**Stored data:**
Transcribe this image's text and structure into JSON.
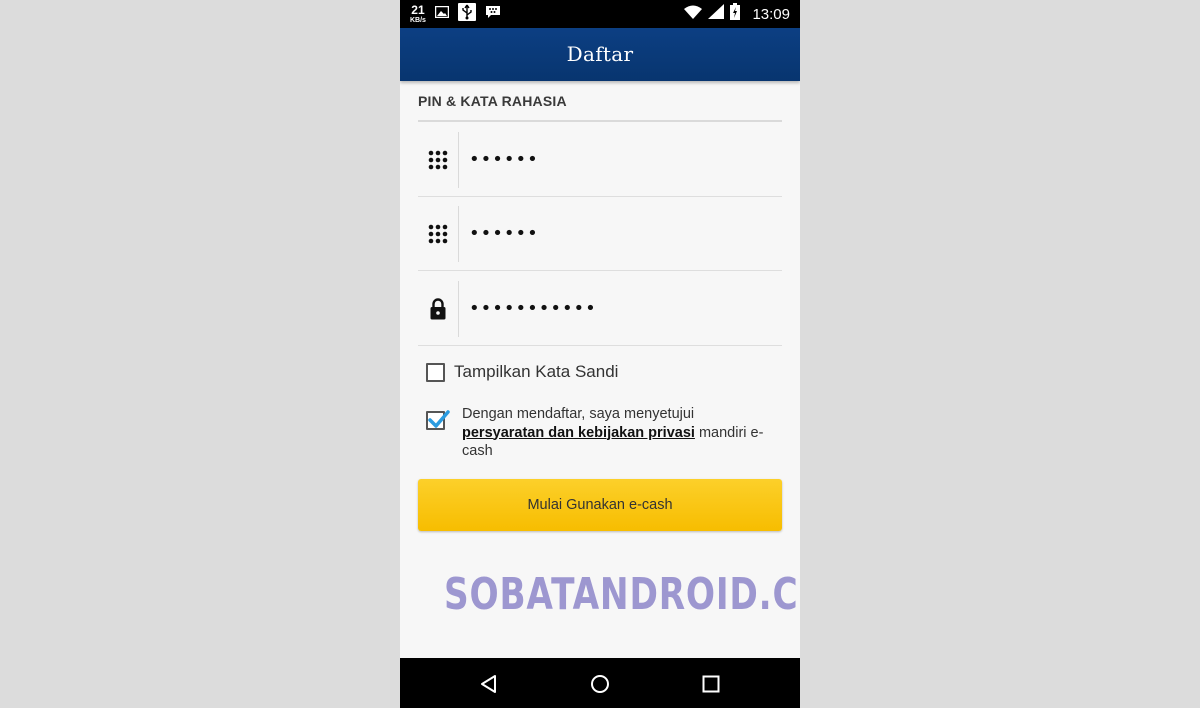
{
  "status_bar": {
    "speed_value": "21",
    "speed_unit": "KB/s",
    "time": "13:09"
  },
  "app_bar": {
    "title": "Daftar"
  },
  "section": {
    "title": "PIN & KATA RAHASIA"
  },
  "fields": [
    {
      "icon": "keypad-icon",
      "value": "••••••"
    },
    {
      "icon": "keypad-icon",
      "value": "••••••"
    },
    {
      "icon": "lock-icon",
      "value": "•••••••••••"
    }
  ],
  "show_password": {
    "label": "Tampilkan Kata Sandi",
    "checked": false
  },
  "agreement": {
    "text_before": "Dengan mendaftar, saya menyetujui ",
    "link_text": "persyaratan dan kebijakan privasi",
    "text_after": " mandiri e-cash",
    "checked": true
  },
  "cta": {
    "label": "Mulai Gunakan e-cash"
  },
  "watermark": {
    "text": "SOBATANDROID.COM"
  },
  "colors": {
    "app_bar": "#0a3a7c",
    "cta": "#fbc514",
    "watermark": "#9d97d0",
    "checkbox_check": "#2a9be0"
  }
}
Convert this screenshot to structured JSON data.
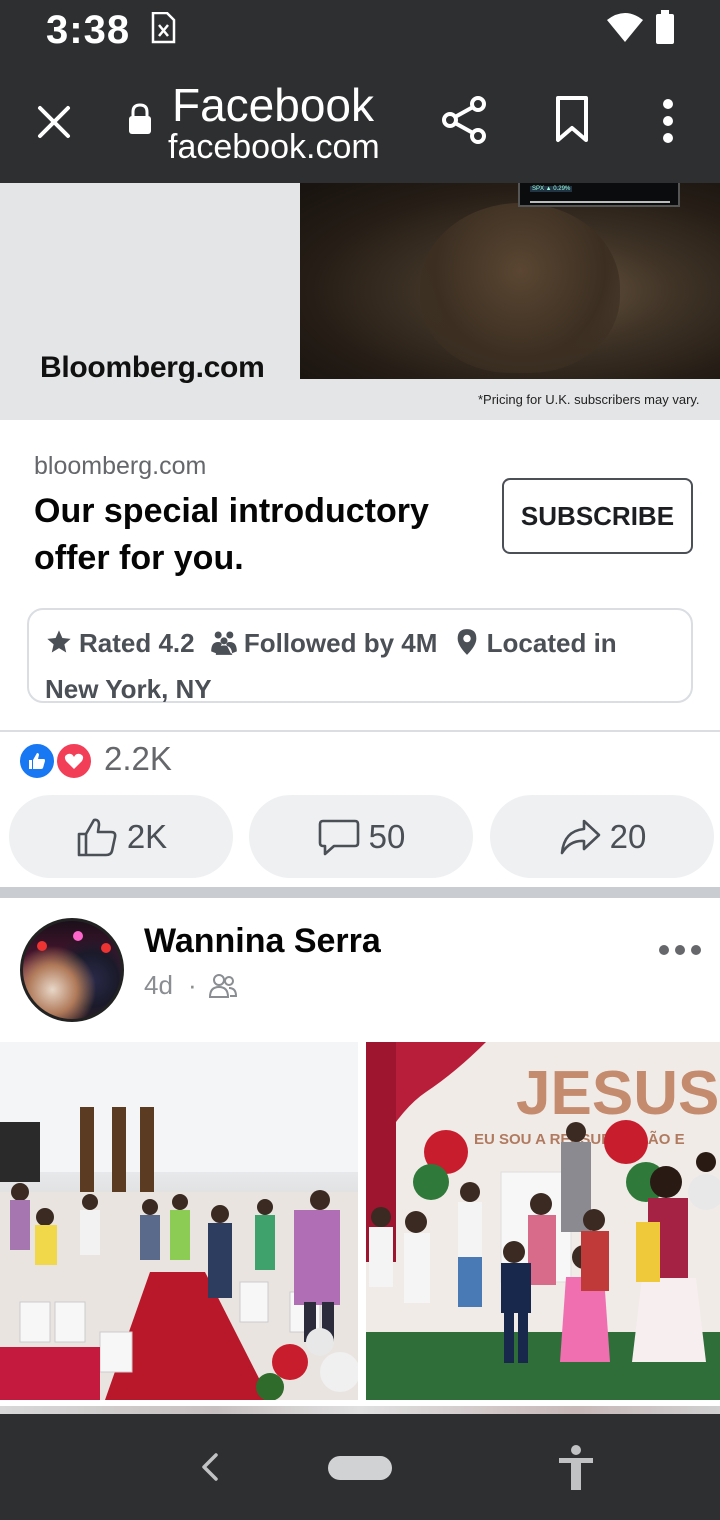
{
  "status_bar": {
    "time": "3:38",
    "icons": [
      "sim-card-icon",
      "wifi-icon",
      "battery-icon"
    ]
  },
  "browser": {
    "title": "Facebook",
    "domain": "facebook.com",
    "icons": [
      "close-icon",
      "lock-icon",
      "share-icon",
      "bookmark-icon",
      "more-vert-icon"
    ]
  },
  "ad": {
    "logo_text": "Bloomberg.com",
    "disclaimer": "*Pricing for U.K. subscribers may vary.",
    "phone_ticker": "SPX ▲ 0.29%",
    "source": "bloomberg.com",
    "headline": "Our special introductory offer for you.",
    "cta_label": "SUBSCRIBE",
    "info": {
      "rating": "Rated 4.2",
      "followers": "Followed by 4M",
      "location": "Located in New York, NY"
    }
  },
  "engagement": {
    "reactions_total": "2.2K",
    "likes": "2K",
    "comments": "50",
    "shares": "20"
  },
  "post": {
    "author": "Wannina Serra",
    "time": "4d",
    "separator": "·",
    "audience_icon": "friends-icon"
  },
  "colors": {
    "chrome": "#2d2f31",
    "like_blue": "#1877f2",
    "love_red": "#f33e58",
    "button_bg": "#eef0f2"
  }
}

**BRIEF:**
Identify the lines of the data that contain the word "cash". Copy each of them.

**OUTPUT OF THE EXERCISE:**
    "text_after": " mandiri e-cash",
    "label": "Mulai Gunakan e-cash"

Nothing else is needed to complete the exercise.